----- Auszug
Alles gut im Kasten

(djd). Eine Markise sorgt dafür, dass auf der Terrasse möglichst jederzeit genau das Klima herrscht, bei dem sich die Hausbewohner sowie ihre Gäste und Freunde wohlfühlen. Sie hält die Sonne ab, wenn sie zu heiß vom Himmel brennt und droht, der Haut Schaden zuzufügen. Und mit zusätzlichen Beleuchtungen oder Heizstrahlern ausgestattet, erlauben es etliche Markisenmodelle, auch kühlere Nächte im Freien unter ihrem Schutz zu genießen. Klar, dass die Markise selbst dabei einiges aushalten muss.

Sicher vor Wind und Wetter mit dicht schließender Kassette

Stoff, Gestell und mechanische Teile des Sonnenschutzes über dem Lieblingsplatz sind der sengenden Sonne ebenso wie Wind und Wetter, Regen und Frost ausgesetzt. Denn während sich die Bewohner im Winter ins Haus zurückziehen, bleibt die Markise das ganze Jahr über draußen an ihrem Platz. Einen guten Wetterschutz bieten hier sogenannte Kassettenmarkisen etwa aus der „Look“-Serie von Lewens. Sie sind so konstruiert, dass das Markisentuch in einer wettergeschützten Kassette aufgerollt wird. Die Tuchwelle ist unsichtbar hinter einer Abdeckung eingebaut. Und das Ausfallprofil, das den vorderen Abschlussrand der Markise bildet, ist so geformt, dass es die Kassettenöffnung bei eingerolltem Behang wie ein fest sitzender Deckel verschließt. So werden Regen, Schmutz und Insekten weitgehend abgehalten und Verschmutzungen oder Schäden verhindert. Unter http://www.lewens-markisen.de gibt es mehr Informationen und eine große Modellauswahl.

Automatik für mehr Komfort und Sicherheit

Wer sich noch mehr Schutz und Sicherheit für seinen Sonnenschutz wünscht, der stattet ihn einfach mit zusätzlichen Komfortfunktionen aus. Ein Motorantrieb etwa lässt sich mit Sonnen- und Windwächtern kombinieren. Wenn starker Wind droht, fährt das Tuch von selbst ein, auch wenn mal niemand zu Hause ist, und bei Sonne kommt es automatisch wieder zum Vorschein. Damit ist die Markise vor Beschädigungen geschützt, und die Bedienung ist einfach komfortabler.
----------
Zu lösen: Schreib aus dem Text über Markisen die Stelle von „Wer sich noch“ bis einschließlich „ist einfach komfortabler.“ Wort für Wort ab. Das Material hat mit dem Text nichts zu tun.
----- Vorliegendes Material
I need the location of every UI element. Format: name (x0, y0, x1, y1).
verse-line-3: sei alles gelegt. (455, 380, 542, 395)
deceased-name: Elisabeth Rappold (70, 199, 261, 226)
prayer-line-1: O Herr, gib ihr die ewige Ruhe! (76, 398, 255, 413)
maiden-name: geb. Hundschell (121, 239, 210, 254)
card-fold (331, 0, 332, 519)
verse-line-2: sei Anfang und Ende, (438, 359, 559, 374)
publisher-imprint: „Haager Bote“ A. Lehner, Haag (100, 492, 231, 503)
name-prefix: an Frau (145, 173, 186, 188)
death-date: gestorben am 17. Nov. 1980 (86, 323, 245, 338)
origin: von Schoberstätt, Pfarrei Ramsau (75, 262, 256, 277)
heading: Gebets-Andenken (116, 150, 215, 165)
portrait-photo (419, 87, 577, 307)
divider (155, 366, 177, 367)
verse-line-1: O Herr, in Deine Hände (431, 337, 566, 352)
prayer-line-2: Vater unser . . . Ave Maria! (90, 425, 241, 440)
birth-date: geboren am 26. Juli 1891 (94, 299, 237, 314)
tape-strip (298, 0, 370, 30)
----------
Erledigte Aufgabe:
Wer sich noch mehr Schutz und Sicherheit für seinen Sonnenschutz wünscht, der stattet ihn einfach mit zusätzlichen Komfortfunktionen aus. Ein Motorantrieb etwa lässt sich mit Sonnen- und Windwächtern kombinieren. Wenn starker Wind droht, fährt das Tuch von selbst ein, auch wenn mal niemand zu Hause ist, und bei Sonne kommt es automatisch wieder zum Vorschein. Damit ist die Markise vor Beschädigungen geschützt, und die Bedienung ist einfach komfortabler.